• **WHAT NEEDS TO BE DONE**
All records are to be retyped faithfully and completely.

• **STORED RECORDS**
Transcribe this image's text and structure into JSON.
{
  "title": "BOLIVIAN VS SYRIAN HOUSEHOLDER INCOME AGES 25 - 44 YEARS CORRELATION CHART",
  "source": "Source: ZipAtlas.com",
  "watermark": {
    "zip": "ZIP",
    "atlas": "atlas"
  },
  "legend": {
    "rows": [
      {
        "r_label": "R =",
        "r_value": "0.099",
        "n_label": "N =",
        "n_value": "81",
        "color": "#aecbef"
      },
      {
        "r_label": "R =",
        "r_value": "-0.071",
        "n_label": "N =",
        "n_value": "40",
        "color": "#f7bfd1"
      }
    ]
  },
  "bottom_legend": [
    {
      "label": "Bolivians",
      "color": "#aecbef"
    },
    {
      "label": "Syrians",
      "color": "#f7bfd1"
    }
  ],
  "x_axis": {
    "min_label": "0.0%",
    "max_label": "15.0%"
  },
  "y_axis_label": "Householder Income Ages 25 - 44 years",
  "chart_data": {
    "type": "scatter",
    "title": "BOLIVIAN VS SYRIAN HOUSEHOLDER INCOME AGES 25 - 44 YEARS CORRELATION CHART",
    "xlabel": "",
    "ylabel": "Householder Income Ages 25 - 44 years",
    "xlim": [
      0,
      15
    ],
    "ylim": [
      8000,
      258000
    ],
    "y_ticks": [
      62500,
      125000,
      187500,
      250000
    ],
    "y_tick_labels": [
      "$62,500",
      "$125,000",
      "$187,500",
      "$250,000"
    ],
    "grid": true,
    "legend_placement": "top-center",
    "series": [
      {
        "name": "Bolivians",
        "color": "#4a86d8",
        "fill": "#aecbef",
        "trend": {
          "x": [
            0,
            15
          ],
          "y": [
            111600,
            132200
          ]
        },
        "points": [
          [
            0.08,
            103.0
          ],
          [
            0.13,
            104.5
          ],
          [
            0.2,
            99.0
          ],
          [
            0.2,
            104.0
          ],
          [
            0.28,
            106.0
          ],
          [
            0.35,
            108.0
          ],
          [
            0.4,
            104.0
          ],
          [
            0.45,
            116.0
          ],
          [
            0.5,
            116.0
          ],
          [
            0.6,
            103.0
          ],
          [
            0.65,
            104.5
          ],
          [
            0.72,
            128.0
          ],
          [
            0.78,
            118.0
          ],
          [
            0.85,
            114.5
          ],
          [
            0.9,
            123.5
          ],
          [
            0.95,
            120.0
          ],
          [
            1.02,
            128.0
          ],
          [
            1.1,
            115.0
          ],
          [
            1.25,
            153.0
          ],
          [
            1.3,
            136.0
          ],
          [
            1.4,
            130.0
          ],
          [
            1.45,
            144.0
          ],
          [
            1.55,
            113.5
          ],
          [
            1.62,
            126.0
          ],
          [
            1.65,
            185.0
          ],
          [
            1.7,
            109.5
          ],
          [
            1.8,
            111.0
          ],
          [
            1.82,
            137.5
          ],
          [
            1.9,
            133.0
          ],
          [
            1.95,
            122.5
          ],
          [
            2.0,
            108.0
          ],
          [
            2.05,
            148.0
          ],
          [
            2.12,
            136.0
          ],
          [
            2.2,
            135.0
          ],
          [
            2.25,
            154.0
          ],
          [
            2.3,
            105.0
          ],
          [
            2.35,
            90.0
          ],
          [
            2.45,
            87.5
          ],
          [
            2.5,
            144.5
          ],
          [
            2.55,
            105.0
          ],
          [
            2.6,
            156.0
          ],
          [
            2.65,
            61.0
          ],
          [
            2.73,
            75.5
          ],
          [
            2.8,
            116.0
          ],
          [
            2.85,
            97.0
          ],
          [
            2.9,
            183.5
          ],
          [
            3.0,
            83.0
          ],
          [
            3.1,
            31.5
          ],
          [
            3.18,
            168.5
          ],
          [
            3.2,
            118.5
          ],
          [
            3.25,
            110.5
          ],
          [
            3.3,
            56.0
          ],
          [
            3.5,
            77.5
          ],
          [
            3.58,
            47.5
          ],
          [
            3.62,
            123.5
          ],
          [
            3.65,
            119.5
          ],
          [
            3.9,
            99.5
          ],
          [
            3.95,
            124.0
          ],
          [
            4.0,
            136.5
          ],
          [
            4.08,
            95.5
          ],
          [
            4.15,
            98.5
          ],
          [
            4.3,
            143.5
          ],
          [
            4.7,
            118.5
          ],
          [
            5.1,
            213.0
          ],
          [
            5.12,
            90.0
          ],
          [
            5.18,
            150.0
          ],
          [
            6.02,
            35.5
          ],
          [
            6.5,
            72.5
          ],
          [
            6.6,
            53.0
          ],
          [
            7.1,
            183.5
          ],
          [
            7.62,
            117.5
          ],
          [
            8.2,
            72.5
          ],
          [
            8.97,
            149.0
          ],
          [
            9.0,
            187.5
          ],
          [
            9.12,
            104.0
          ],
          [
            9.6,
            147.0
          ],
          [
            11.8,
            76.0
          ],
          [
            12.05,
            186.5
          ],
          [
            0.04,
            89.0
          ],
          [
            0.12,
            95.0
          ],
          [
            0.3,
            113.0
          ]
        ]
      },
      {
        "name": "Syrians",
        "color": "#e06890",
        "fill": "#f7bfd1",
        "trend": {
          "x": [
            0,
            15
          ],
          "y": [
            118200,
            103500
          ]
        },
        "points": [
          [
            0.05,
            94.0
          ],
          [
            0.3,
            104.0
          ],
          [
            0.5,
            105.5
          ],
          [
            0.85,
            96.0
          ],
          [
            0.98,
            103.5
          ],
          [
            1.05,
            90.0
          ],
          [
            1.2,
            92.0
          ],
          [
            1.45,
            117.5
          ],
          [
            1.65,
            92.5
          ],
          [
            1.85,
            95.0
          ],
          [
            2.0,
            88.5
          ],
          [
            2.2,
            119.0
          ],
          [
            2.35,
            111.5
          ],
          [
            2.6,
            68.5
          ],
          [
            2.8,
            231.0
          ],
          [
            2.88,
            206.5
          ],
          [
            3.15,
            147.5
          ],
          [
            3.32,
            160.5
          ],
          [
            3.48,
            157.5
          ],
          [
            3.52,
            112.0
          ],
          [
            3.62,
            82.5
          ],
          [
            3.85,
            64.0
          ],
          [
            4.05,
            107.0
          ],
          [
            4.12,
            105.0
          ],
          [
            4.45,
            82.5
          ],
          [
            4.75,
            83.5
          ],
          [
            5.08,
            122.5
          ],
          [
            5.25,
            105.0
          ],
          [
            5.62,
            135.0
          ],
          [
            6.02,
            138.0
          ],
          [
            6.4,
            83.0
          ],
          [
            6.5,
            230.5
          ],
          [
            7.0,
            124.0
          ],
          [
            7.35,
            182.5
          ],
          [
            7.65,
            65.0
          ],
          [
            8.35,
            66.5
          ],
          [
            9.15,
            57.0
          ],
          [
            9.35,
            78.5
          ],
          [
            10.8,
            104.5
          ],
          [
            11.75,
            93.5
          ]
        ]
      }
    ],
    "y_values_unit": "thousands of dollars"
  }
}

• **ANSWER TO THIS EXERCISE**
Transcribe this image's text and structure into JSON.
{
  "title": "BOLIVIAN VS SYRIAN HOUSEHOLDER INCOME AGES 25 - 44 YEARS CORRELATION CHART",
  "source": "Source: ZipAtlas.com",
  "watermark": {
    "zip": "ZIP",
    "atlas": "atlas"
  },
  "legend": {
    "rows": [
      {
        "r_label": "R =",
        "r_value": "0.099",
        "n_label": "N =",
        "n_value": "81",
        "color": "#aecbef"
      },
      {
        "r_label": "R =",
        "r_value": "-0.071",
        "n_label": "N =",
        "n_value": "40",
        "color": "#f7bfd1"
      }
    ]
  },
  "bottom_legend": [
    {
      "label": "Bolivians",
      "color": "#aecbef"
    },
    {
      "label": "Syrians",
      "color": "#f7bfd1"
    }
  ],
  "x_axis": {
    "min_label": "0.0%",
    "max_label": "15.0%"
  },
  "y_axis_label": "Householder Income Ages 25 - 44 years",
  "chart_data": {
    "type": "scatter",
    "title": "BOLIVIAN VS SYRIAN HOUSEHOLDER INCOME AGES 25 - 44 YEARS CORRELATION CHART",
    "xlabel": "",
    "ylabel": "Householder Income Ages 25 - 44 years",
    "xlim": [
      0,
      15
    ],
    "ylim": [
      8000,
      258000
    ],
    "y_ticks": [
      62500,
      125000,
      187500,
      250000
    ],
    "y_tick_labels": [
      "$62,500",
      "$125,000",
      "$187,500",
      "$250,000"
    ],
    "grid": true,
    "legend_placement": "top-center",
    "series": [
      {
        "name": "Bolivians",
        "color": "#4a86d8",
        "fill": "#aecbef",
        "trend": {
          "x": [
            0,
            15
          ],
          "y": [
            111600,
            132200
          ]
        },
        "points": [
          [
            0.08,
            103.0
          ],
          [
            0.13,
            104.5
          ],
          [
            0.2,
            99.0
          ],
          [
            0.2,
            104.0
          ],
          [
            0.28,
            106.0
          ],
          [
            0.35,
            108.0
          ],
          [
            0.4,
            104.0
          ],
          [
            0.45,
            116.0
          ],
          [
            0.5,
            116.0
          ],
          [
            0.6,
            103.0
          ],
          [
            0.65,
            104.5
          ],
          [
            0.72,
            128.0
          ],
          [
            0.78,
            118.0
          ],
          [
            0.85,
            114.5
          ],
          [
            0.9,
            123.5
          ],
          [
            0.95,
            120.0
          ],
          [
            1.02,
            128.0
          ],
          [
            1.1,
            115.0
          ],
          [
            1.25,
            153.0
          ],
          [
            1.3,
            136.0
          ],
          [
            1.4,
            130.0
          ],
          [
            1.45,
            144.0
          ],
          [
            1.55,
            113.5
          ],
          [
            1.62,
            126.0
          ],
          [
            1.65,
            185.0
          ],
          [
            1.7,
            109.5
          ],
          [
            1.8,
            111.0
          ],
          [
            1.82,
            137.5
          ],
          [
            1.9,
            133.0
          ],
          [
            1.95,
            122.5
          ],
          [
            2.0,
            108.0
          ],
          [
            2.05,
            148.0
          ],
          [
            2.12,
            136.0
          ],
          [
            2.2,
            135.0
          ],
          [
            2.25,
            154.0
          ],
          [
            2.3,
            105.0
          ],
          [
            2.35,
            90.0
          ],
          [
            2.45,
            87.5
          ],
          [
            2.5,
            144.5
          ],
          [
            2.55,
            105.0
          ],
          [
            2.6,
            156.0
          ],
          [
            2.65,
            61.0
          ],
          [
            2.73,
            75.5
          ],
          [
            2.8,
            116.0
          ],
          [
            2.85,
            97.0
          ],
          [
            2.9,
            183.5
          ],
          [
            3.0,
            83.0
          ],
          [
            3.1,
            31.5
          ],
          [
            3.18,
            168.5
          ],
          [
            3.2,
            118.5
          ],
          [
            3.25,
            110.5
          ],
          [
            3.3,
            56.0
          ],
          [
            3.5,
            77.5
          ],
          [
            3.58,
            47.5
          ],
          [
            3.62,
            123.5
          ],
          [
            3.65,
            119.5
          ],
          [
            3.9,
            99.5
          ],
          [
            3.95,
            124.0
          ],
          [
            4.0,
            136.5
          ],
          [
            4.08,
            95.5
          ],
          [
            4.15,
            98.5
          ],
          [
            4.3,
            143.5
          ],
          [
            4.7,
            118.5
          ],
          [
            5.1,
            213.0
          ],
          [
            5.12,
            90.0
          ],
          [
            5.18,
            150.0
          ],
          [
            6.02,
            35.5
          ],
          [
            6.5,
            72.5
          ],
          [
            6.6,
            53.0
          ],
          [
            7.1,
            183.5
          ],
          [
            7.62,
            117.5
          ],
          [
            8.2,
            72.5
          ],
          [
            8.97,
            149.0
          ],
          [
            9.0,
            187.5
          ],
          [
            9.12,
            104.0
          ],
          [
            9.6,
            147.0
          ],
          [
            11.8,
            76.0
          ],
          [
            12.05,
            186.5
          ],
          [
            0.04,
            89.0
          ],
          [
            0.12,
            95.0
          ],
          [
            0.3,
            113.0
          ]
        ]
      },
      {
        "name": "Syrians",
        "color": "#e06890",
        "fill": "#f7bfd1",
        "trend": {
          "x": [
            0,
            15
          ],
          "y": [
            118200,
            103500
          ]
        },
        "points": [
          [
            0.05,
            94.0
          ],
          [
            0.3,
            104.0
          ],
          [
            0.5,
            105.5
          ],
          [
            0.85,
            96.0
          ],
          [
            0.98,
            103.5
          ],
          [
            1.05,
            90.0
          ],
          [
            1.2,
            92.0
          ],
          [
            1.45,
            117.5
          ],
          [
            1.65,
            92.5
          ],
          [
            1.85,
            95.0
          ],
          [
            2.0,
            88.5
          ],
          [
            2.2,
            119.0
          ],
          [
            2.35,
            111.5
          ],
          [
            2.6,
            68.5
          ],
          [
            2.8,
            231.0
          ],
          [
            2.88,
            206.5
          ],
          [
            3.15,
            147.5
          ],
          [
            3.32,
            160.5
          ],
          [
            3.48,
            157.5
          ],
          [
            3.52,
            112.0
          ],
          [
            3.62,
            82.5
          ],
          [
            3.85,
            64.0
          ],
          [
            4.05,
            107.0
          ],
          [
            4.12,
            105.0
          ],
          [
            4.45,
            82.5
          ],
          [
            4.75,
            83.5
          ],
          [
            5.08,
            122.5
          ],
          [
            5.25,
            105.0
          ],
          [
            5.62,
            135.0
          ],
          [
            6.02,
            138.0
          ],
          [
            6.4,
            83.0
          ],
          [
            6.5,
            230.5
          ],
          [
            7.0,
            124.0
          ],
          [
            7.35,
            182.5
          ],
          [
            7.65,
            65.0
          ],
          [
            8.35,
            66.5
          ],
          [
            9.15,
            57.0
          ],
          [
            9.35,
            78.5
          ],
          [
            10.8,
            104.5
          ],
          [
            11.75,
            93.5
          ]
        ]
      }
    ],
    "y_values_unit": "thousands of dollars"
  }
}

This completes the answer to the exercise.